## SOURCE TEXT
Thursday, April 15, 2021

The government’s foreign affairs

One of my favourite Archie (from the comic strip) stories has Archie Andrews trying to land a job in the summer holidays. He finds one selling subscriptions to an encyclopaedia, for which he’s promised a 10% commission. Yet selling them isn’t easy; as he fumbles from one house to another, only to be rebuffed and rejected, he grows frustrated. Finally he decides to call it a day, and in doing so offers the reader his reason for throwing it all in: “After all, 10% of zero is zero.”

Taken and modified, that pretty much sums up our recent encounter in Geneva: with 22 votes for the resolution on Sri Lanka, 11 votes against, and 14 abstentions, it was a victory for the Core Group, not so much for us. Those 11 nays shouldn’t count; paraphrasing Archie, 23% of 47 is also zero.

You can view Geneva as either of two things: a battleground of powerful states (justifiably described as “human rights imperialists”) versus the little ones, or a platform for rights, ethics, ideals, and ideas. The two are not mutually contradictory, but the tactics resorted to in each case are.

If Geneva is a battleground of “big fish eat little fish”, you don’t bother with what comes from there: you claim victory even in defeat, and call for global solidarity against the human rights imperialists. If Geneva is a platform for universal ideals, on the other hand, you do all you can to score high, winning at the table through diplomacy what you win on the battlefield through the military.

The first strategy is what this government seems to be engaged in; the second, what the government before it was. I prefer the third: engaging with ideas while calling out on the humbuggery of human rights imperialism. You don’t do that by offering your sovereignty up for sale, nor can you do that by being inconsistent in your dealings with the world. You do it by engagement, by give-and-take and tit-for-tat, by winning friends over while operating from a moral high ground.

## STATED GOAL 1
In the piece on the government's foreign affairs, what does the author list as the things Geneva can be a platform for?
## STATED GOAL 2
Copy word for word the part of the foreign-affairs piece that opens with the words containing "Thursday, April 15, 2021" and closes with "is also zero.".

## INFORMATION PROVIDED
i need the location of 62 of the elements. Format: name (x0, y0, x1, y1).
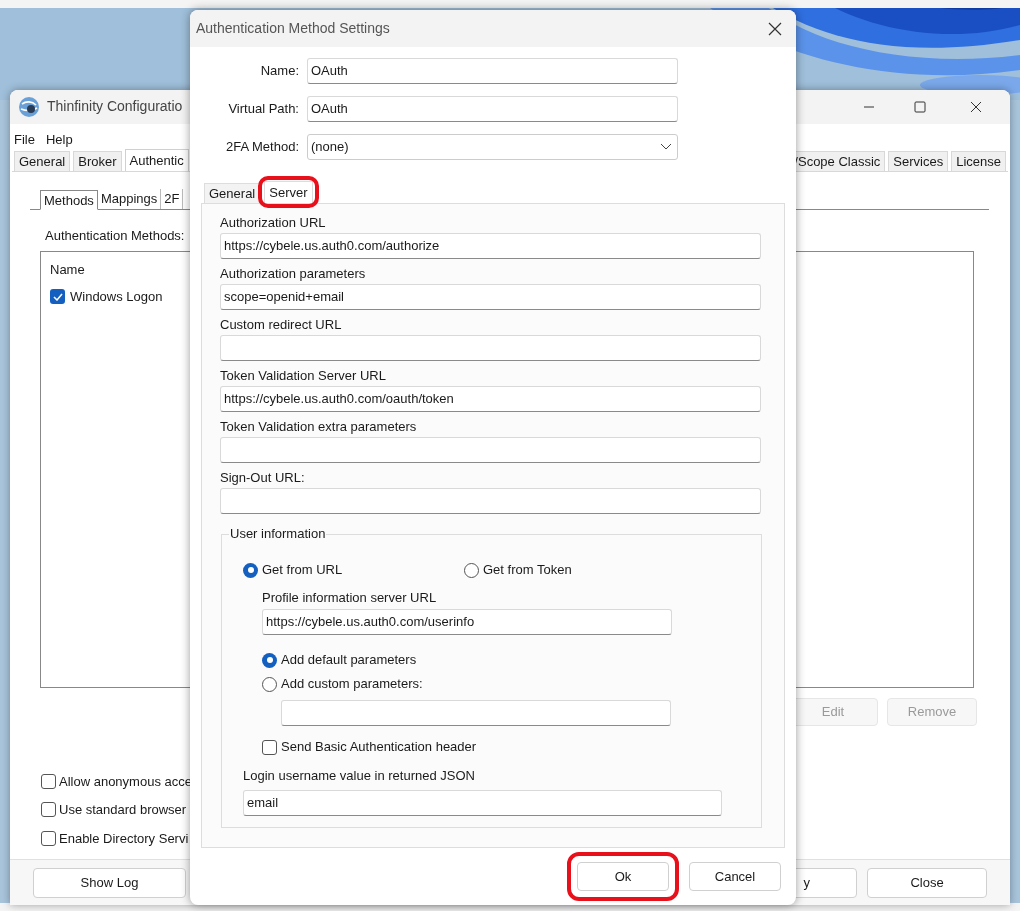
radio-label: Get from URL (262, 562, 343, 578)
field-label: Profile information server URL (262, 590, 437, 606)
dropdown[interactable]: (none) (307, 134, 678, 160)
button[interactable]: Cancel (689, 862, 781, 891)
field-label: Sign-Out URL: (220, 470, 305, 485)
tab[interactable]: Methods (40, 190, 98, 210)
field-label: Authorization parameters (220, 266, 366, 281)
field-label: 2FA Method: (225, 138, 299, 157)
field-label: Login username value in returned JSON (243, 768, 475, 784)
radio-button[interactable] (243, 562, 258, 578)
input-field[interactable]: https://cybele.us.auth0.com/userinfo (262, 609, 672, 635)
radio-button[interactable] (262, 652, 277, 668)
field-label: Virtual Path: (227, 100, 299, 119)
input-field[interactable]: scope=openid+email (220, 284, 761, 310)
checkbox[interactable] (41, 830, 56, 846)
button[interactable]: Ok (577, 862, 669, 891)
input-field[interactable] (220, 488, 761, 514)
field-label: Custom redirect URL (220, 317, 342, 332)
checkbox-label: Send Basic Authentication header (281, 739, 477, 755)
tab[interactable]: Services (888, 151, 949, 171)
field-label: Authorization URL (220, 215, 326, 230)
tab[interactable]: Authentic (124, 149, 189, 171)
input-field[interactable]: https://cybele.us.auth0.com/oauth/token (220, 386, 761, 412)
input-field[interactable]: OAuth (307, 58, 678, 84)
checkbox[interactable] (50, 289, 65, 305)
dialog-title: Authentication Method Settings (196, 19, 390, 38)
radio-button[interactable] (464, 562, 479, 578)
checkbox[interactable] (262, 739, 277, 755)
radio-label: Get from Token (483, 562, 572, 578)
tab[interactable]: Broker (73, 151, 122, 171)
tab[interactable]: 2F (161, 189, 184, 209)
window-title: Thinfinity Configuratio (47, 97, 183, 117)
field-label: Name: (259, 62, 299, 81)
button[interactable]: Close (867, 867, 987, 898)
checkbox-label: Enable Directory Servi (59, 829, 189, 848)
checkbox-label: Use standard browser (59, 801, 187, 819)
input-field[interactable] (220, 335, 761, 361)
close-icon[interactable] (767, 20, 783, 37)
field-label: Token Validation extra parameters (220, 419, 417, 434)
input-field[interactable]: email (243, 790, 722, 816)
field-label: Token Validation Server URL (220, 368, 386, 383)
menu-item[interactable]: File (14, 129, 35, 149)
tab[interactable]: License (951, 151, 1006, 171)
radio-label: Add default parameters (281, 652, 417, 668)
list-item[interactable]: Windows Logon (70, 287, 163, 307)
button[interactable]: Show Log (33, 867, 186, 898)
radio-button[interactable] (262, 676, 277, 692)
section-label: Authentication Methods: (45, 227, 185, 245)
input-field[interactable] (281, 700, 671, 726)
input-field[interactable] (220, 437, 761, 463)
column-header: Name (50, 260, 85, 279)
chevron-down-icon (660, 143, 672, 151)
checkbox[interactable] (41, 802, 56, 818)
menu-item[interactable]: Help (45, 129, 73, 149)
checkbox[interactable] (41, 773, 56, 789)
tab[interactable]: General (14, 151, 71, 171)
tab[interactable]: Server (264, 181, 313, 203)
input-field[interactable]: https://cybele.us.auth0.com/authorize (220, 233, 761, 259)
radio-label: Add custom parameters: (281, 676, 423, 692)
tab[interactable]: Mappings (97, 189, 162, 209)
input-field[interactable]: OAuth (307, 96, 678, 122)
tab[interactable]: General (204, 182, 261, 203)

## TASK SOLUTION 1
Rights, ethics, ideals, and ideas.

## TASK SOLUTION 2
Thursday, April 15, 2021

The government’s foreign affairs

One of my favourite Archie (from the comic strip) stories has Archie Andrews trying to land a job in the summer holidays. He finds one selling subscriptions to an encyclopaedia, for which he’s promised a 10% commission. Yet selling them isn’t easy; as he fumbles from one house to another, only to be rebuffed and rejected, he grows frustrated. Finally he decides to call it a day, and in doing so offers the reader his reason for throwing it all in: “After all, 10% of zero is zero.”

Taken and modified, that pretty much sums up our recent encounter in Geneva: with 22 votes for the resolution on Sri Lanka, 11 votes against, and 14 abstentions, it was a victory for the Core Group, not so much for us. Those 11 nays shouldn’t count; paraphrasing Archie, 23% of 47 is also zero.